(Records)
-*-*-
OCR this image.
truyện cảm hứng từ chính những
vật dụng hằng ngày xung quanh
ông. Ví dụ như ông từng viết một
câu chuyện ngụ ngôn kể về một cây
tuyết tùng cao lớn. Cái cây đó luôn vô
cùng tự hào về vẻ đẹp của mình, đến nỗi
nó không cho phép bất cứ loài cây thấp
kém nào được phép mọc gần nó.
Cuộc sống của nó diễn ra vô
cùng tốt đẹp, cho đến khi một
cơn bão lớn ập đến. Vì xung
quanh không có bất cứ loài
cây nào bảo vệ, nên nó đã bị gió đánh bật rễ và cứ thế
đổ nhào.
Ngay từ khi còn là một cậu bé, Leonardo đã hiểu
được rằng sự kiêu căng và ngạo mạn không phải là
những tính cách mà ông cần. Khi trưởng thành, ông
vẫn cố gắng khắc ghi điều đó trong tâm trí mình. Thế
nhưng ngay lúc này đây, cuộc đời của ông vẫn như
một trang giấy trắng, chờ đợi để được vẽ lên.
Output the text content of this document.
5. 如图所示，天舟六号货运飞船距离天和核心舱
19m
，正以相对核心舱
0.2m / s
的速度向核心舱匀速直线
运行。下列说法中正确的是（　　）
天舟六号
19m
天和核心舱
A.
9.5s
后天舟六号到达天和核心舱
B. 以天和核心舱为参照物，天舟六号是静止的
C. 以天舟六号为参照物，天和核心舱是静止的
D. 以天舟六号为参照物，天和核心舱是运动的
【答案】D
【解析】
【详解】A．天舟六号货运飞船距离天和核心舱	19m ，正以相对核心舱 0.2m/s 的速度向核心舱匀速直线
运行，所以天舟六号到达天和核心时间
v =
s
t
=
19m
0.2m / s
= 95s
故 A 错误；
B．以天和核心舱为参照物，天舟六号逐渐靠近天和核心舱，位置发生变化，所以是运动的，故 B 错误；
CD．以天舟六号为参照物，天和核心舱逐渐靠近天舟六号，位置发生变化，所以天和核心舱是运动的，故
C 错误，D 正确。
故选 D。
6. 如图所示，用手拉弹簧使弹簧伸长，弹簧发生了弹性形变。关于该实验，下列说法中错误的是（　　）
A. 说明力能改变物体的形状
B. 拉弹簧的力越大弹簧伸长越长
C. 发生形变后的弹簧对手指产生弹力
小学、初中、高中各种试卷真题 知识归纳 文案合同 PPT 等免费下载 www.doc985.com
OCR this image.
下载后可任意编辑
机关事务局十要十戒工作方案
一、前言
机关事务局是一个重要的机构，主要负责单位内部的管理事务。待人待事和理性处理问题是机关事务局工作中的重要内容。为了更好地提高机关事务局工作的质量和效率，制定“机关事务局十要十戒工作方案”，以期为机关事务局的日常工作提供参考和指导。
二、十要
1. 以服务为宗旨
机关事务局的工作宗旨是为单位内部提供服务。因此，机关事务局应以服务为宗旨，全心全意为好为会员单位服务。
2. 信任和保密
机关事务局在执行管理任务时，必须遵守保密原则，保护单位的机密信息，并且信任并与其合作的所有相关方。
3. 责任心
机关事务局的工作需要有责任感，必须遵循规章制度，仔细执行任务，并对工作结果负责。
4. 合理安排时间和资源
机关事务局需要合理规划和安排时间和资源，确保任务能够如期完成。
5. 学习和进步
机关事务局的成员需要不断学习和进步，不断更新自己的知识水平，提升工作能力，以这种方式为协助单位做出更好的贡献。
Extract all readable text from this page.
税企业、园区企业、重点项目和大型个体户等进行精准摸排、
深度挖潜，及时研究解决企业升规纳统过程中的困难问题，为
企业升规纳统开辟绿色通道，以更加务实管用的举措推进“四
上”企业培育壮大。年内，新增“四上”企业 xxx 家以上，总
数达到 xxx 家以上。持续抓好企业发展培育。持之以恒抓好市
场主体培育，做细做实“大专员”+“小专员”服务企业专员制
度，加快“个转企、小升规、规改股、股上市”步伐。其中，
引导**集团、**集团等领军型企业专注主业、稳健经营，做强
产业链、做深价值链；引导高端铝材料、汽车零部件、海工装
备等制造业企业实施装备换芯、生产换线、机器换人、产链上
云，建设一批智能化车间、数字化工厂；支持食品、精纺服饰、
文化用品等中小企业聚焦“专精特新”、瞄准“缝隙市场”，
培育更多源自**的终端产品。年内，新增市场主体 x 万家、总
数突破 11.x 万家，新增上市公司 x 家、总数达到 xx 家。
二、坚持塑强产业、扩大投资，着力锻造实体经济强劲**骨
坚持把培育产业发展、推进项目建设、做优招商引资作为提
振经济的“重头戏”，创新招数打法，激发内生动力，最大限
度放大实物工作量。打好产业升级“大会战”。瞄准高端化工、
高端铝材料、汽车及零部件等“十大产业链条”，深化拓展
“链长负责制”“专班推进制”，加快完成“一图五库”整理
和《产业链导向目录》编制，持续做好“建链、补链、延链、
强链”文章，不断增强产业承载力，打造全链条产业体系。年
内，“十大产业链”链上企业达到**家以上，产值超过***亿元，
-*-*-
== OBJECTIVE ==
Write out the data again, exactly and in full.

== FINAL RESULT ==
OCR this image.
truyện cảm hứng từ chính những
vật dụng hằng ngày xung quanh
ông. Ví dụ như ông từng viết một
câu chuyện ngụ ngôn kể về một cây
tuyết tùng cao lớn. Cái cây đó luôn vô
cùng tự hào về vẻ đẹp của mình, đến nỗi
nó không cho phép bất cứ loài cây thấp
kém nào được phép mọc gần nó.
Cuộc sống của nó diễn ra vô
cùng tốt đẹp, cho đến khi một
cơn bão lớn ập đến. Vì xung
quanh không có bất cứ loài
cây nào bảo vệ, nên nó đã bị gió đánh bật rễ và cứ thế
đổ nhào.
Ngay từ khi còn là một cậu bé, Leonardo đã hiểu
được rằng sự kiêu căng và ngạo mạn không phải là
những tính cách mà ông cần. Khi trưởng thành, ông
vẫn cố gắng khắc ghi điều đó trong tâm trí mình. Thế
nhưng ngay lúc này đây, cuộc đời của ông vẫn như
một trang giấy trắng, chờ đợi để được vẽ lên.
Output the text content of this document.
5. 如图所示，天舟六号货运飞船距离天和核心舱
19m
，正以相对核心舱
0.2m / s
的速度向核心舱匀速直线
运行。下列说法中正确的是（　　）
天舟六号
19m
天和核心舱
A.
9.5s
后天舟六号到达天和核心舱
B. 以天和核心舱为参照物，天舟六号是静止的
C. 以天舟六号为参照物，天和核心舱是静止的
D. 以天舟六号为参照物，天和核心舱是运动的
【答案】D
【解析】
【详解】A．天舟六号货运飞船距离天和核心舱	19m ，正以相对核心舱 0.2m/s 的速度向核心舱匀速直线
运行，所以天舟六号到达天和核心时间
v =
s
t
=
19m
0.2m / s
= 95s
故 A 错误；
B．以天和核心舱为参照物，天舟六号逐渐靠近天和核心舱，位置发生变化，所以是运动的，故 B 错误；
CD．以天舟六号为参照物，天和核心舱逐渐靠近天舟六号，位置发生变化，所以天和核心舱是运动的，故
C 错误，D 正确。
故选 D。
6. 如图所示，用手拉弹簧使弹簧伸长，弹簧发生了弹性形变。关于该实验，下列说法中错误的是（　　）
A. 说明力能改变物体的形状
B. 拉弹簧的力越大弹簧伸长越长
C. 发生形变后的弹簧对手指产生弹力
小学、初中、高中各种试卷真题 知识归纳 文案合同 PPT 等免费下载 www.doc985.com
OCR this image.
下载后可任意编辑
机关事务局十要十戒工作方案
一、前言
机关事务局是一个重要的机构，主要负责单位内部的管理事务。待人待事和理性处理问题是机关事务局工作中的重要内容。为了更好地提高机关事务局工作的质量和效率，制定“机关事务局十要十戒工作方案”，以期为机关事务局的日常工作提供参考和指导。
二、十要
1. 以服务为宗旨
机关事务局的工作宗旨是为单位内部提供服务。因此，机关事务局应以服务为宗旨，全心全意为好为会员单位服务。
2. 信任和保密
机关事务局在执行管理任务时，必须遵守保密原则，保护单位的机密信息，并且信任并与其合作的所有相关方。
3. 责任心
机关事务局的工作需要有责任感，必须遵循规章制度，仔细执行任务，并对工作结果负责。
4. 合理安排时间和资源
机关事务局需要合理规划和安排时间和资源，确保任务能够如期完成。
5. 学习和进步
机关事务局的成员需要不断学习和进步，不断更新自己的知识水平，提升工作能力，以这种方式为协助单位做出更好的贡献。
Extract all readable text from this page.
税企业、园区企业、重点项目和大型个体户等进行精准摸排、
深度挖潜，及时研究解决企业升规纳统过程中的困难问题，为
企业升规纳统开辟绿色通道，以更加务实管用的举措推进“四
上”企业培育壮大。年内，新增“四上”企业 xxx 家以上，总
数达到 xxx 家以上。持续抓好企业发展培育。持之以恒抓好市
场主体培育，做细做实“大专员”+“小专员”服务企业专员制
度，加快“个转企、小升规、规改股、股上市”步伐。其中，
引导**集团、**集团等领军型企业专注主业、稳健经营，做强
产业链、做深价值链；引导高端铝材料、汽车零部件、海工装
备等制造业企业实施装备换芯、生产换线、机器换人、产链上
云，建设一批智能化车间、数字化工厂；支持食品、精纺服饰、
文化用品等中小企业聚焦“专精特新”、瞄准“缝隙市场”，
培育更多源自**的终端产品。年内，新增市场主体 x 万家、总
数突破 11.x 万家，新增上市公司 x 家、总数达到 xx 家。
二、坚持塑强产业、扩大投资，着力锻造实体经济强劲**骨
坚持把培育产业发展、推进项目建设、做优招商引资作为提
振经济的“重头戏”，创新招数打法，激发内生动力，最大限
度放大实物工作量。打好产业升级“大会战”。瞄准高端化工、
高端铝材料、汽车及零部件等“十大产业链条”，深化拓展
“链长负责制”“专班推进制”，加快完成“一图五库”整理
和《产业链导向目录》编制，持续做好“建链、补链、延链、
强链”文章，不断增强产业承载力，打造全链条产业体系。年
内，“十大产业链”链上企业达到**家以上，产值超过***亿元，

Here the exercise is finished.